-- Objective --
Reproduce the material word for word, from its first line through the line containing "- status-bar-indicators: [927, 30, 1113, 66]".

Excerpts from a layout annotation set:
-------------------------
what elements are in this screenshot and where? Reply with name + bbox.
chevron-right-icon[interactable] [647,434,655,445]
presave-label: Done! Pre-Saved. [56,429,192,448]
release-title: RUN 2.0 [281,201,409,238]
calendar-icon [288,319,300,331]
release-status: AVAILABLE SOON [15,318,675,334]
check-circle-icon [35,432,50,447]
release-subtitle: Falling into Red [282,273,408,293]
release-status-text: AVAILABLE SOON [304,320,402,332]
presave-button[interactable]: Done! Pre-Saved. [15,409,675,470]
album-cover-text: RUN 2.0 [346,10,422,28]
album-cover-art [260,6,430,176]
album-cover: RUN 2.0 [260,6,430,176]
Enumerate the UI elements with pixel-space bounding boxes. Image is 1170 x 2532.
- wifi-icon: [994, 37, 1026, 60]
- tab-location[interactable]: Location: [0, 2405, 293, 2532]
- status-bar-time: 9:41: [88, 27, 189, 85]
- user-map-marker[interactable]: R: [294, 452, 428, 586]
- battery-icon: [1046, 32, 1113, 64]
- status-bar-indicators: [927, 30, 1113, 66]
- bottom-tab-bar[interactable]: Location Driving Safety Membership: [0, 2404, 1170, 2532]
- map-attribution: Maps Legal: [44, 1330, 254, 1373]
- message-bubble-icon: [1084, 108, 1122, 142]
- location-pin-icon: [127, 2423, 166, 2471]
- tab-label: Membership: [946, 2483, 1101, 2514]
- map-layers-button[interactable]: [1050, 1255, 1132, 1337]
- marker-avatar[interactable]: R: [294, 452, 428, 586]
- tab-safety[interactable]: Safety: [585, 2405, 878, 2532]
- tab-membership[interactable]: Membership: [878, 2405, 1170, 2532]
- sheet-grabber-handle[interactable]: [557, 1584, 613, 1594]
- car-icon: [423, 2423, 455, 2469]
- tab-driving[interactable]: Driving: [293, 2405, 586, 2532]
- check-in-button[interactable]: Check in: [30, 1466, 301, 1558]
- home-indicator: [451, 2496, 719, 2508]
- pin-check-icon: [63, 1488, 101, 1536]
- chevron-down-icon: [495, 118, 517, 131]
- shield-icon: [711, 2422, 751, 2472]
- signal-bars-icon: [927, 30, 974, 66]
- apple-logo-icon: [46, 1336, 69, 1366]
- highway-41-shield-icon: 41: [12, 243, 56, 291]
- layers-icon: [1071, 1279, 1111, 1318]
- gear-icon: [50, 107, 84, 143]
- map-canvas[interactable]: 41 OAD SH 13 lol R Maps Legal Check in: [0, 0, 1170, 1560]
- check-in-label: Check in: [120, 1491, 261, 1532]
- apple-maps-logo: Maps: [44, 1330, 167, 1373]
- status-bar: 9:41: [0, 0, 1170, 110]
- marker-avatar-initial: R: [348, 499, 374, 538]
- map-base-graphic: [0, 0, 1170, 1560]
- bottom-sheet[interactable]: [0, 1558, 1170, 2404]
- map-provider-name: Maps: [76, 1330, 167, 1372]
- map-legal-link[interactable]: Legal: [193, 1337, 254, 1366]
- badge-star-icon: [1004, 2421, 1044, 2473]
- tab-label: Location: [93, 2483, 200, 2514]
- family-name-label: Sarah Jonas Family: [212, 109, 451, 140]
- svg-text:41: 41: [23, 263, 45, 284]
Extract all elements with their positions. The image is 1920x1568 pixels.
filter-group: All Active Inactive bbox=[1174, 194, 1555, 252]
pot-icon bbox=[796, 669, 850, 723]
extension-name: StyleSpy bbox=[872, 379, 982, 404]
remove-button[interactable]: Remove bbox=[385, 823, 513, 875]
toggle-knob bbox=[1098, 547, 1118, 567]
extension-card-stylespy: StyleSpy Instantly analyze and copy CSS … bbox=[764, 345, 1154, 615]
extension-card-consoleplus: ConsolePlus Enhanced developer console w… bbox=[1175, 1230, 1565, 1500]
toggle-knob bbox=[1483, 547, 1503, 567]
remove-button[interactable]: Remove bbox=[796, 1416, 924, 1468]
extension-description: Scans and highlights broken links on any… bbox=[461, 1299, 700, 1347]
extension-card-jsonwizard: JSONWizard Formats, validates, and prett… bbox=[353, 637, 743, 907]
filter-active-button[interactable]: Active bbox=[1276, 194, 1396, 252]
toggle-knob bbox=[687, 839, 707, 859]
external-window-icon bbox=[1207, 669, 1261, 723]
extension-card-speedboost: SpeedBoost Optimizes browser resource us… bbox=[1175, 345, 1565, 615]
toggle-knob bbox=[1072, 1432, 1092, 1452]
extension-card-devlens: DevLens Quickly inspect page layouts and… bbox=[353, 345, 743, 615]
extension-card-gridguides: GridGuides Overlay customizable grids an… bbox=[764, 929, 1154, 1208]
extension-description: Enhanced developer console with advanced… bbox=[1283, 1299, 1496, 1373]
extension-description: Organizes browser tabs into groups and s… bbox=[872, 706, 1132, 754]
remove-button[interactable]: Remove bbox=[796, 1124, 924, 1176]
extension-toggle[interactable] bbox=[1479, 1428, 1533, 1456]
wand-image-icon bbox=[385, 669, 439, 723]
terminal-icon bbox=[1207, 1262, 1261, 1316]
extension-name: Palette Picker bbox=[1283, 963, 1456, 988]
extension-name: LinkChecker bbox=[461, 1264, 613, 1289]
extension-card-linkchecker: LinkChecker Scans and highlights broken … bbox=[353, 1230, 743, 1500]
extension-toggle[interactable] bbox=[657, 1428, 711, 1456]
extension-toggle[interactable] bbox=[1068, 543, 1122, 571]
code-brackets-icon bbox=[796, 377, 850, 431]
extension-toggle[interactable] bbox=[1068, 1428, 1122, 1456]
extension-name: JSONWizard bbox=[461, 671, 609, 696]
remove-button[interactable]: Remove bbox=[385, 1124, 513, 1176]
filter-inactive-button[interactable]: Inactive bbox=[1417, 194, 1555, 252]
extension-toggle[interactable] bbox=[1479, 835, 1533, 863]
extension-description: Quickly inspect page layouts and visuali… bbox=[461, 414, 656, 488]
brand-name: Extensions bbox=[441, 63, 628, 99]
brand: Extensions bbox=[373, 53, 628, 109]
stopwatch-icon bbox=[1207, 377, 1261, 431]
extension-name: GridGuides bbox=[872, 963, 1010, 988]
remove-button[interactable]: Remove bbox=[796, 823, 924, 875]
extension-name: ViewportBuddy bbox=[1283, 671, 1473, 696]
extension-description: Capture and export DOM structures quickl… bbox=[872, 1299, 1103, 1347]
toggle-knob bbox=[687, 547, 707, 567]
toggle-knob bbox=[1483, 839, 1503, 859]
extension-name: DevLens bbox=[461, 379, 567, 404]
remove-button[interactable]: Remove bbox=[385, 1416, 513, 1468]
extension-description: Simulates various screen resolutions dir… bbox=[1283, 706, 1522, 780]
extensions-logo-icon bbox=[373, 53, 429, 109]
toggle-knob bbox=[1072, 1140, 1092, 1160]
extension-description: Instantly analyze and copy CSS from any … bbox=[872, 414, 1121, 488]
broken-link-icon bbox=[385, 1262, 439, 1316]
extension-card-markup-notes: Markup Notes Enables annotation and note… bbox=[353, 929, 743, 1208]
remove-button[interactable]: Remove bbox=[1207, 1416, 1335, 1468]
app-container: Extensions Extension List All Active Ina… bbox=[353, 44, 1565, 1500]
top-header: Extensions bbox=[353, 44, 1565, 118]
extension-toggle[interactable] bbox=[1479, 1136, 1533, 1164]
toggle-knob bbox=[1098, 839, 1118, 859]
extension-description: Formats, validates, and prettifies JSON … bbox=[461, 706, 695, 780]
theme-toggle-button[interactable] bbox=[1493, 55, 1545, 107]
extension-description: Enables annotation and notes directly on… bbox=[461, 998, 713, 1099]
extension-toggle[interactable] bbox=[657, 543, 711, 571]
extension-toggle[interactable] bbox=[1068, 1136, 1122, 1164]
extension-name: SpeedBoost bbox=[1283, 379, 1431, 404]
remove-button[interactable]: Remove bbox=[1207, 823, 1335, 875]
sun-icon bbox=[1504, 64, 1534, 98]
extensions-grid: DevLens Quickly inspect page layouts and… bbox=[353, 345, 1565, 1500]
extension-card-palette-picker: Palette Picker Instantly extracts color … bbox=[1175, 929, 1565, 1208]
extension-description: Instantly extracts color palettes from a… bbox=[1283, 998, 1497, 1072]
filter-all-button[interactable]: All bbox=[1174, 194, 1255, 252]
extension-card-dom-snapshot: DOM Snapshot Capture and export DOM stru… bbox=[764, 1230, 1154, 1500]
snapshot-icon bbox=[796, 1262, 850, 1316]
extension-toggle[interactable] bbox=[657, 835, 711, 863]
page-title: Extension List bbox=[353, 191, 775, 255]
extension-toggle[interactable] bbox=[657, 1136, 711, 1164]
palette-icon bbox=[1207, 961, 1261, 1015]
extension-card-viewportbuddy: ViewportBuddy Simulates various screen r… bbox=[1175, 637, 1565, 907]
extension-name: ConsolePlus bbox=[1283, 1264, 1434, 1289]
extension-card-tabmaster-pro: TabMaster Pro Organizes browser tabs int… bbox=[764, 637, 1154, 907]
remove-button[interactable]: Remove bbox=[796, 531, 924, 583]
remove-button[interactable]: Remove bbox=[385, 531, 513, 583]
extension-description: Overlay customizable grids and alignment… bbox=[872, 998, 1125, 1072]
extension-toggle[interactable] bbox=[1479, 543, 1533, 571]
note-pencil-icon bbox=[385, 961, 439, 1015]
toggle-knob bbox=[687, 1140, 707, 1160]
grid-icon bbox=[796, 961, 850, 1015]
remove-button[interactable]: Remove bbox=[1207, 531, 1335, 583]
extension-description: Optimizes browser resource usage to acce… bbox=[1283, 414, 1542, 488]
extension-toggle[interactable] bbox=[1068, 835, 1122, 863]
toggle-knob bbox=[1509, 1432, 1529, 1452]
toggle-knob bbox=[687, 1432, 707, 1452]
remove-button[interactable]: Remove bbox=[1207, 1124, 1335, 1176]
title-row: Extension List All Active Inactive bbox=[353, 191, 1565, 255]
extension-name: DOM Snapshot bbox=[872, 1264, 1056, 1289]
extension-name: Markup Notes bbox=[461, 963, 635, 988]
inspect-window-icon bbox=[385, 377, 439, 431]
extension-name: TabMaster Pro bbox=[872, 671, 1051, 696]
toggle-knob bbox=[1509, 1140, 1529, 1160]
-------------------------
-- Finished exercise --
what elements are in this screenshot and where? Reply with name + bbox.
chevron-right-icon[interactable] [647,434,655,445]
presave-label: Done! Pre-Saved. [56,429,192,448]
release-title: RUN 2.0 [281,201,409,238]
calendar-icon [288,319,300,331]
release-status: AVAILABLE SOON [15,318,675,334]
check-circle-icon [35,432,50,447]
release-subtitle: Falling into Red [282,273,408,293]
release-status-text: AVAILABLE SOON [304,320,402,332]
presave-button[interactable]: Done! Pre-Saved. [15,409,675,470]
album-cover-text: RUN 2.0 [346,10,422,28]
album-cover-art [260,6,430,176]
album-cover: RUN 2.0 [260,6,430,176]
Enumerate the UI elements with pixel-space bounding boxes. Image is 1170 x 2532.
- wifi-icon: [994, 37, 1026, 60]
- tab-location[interactable]: Location: [0, 2405, 293, 2532]
- status-bar-time: 9:41: [88, 27, 189, 85]
- user-map-marker[interactable]: R: [294, 452, 428, 586]
- battery-icon: [1046, 32, 1113, 64]
- status-bar-indicators: [927, 30, 1113, 66]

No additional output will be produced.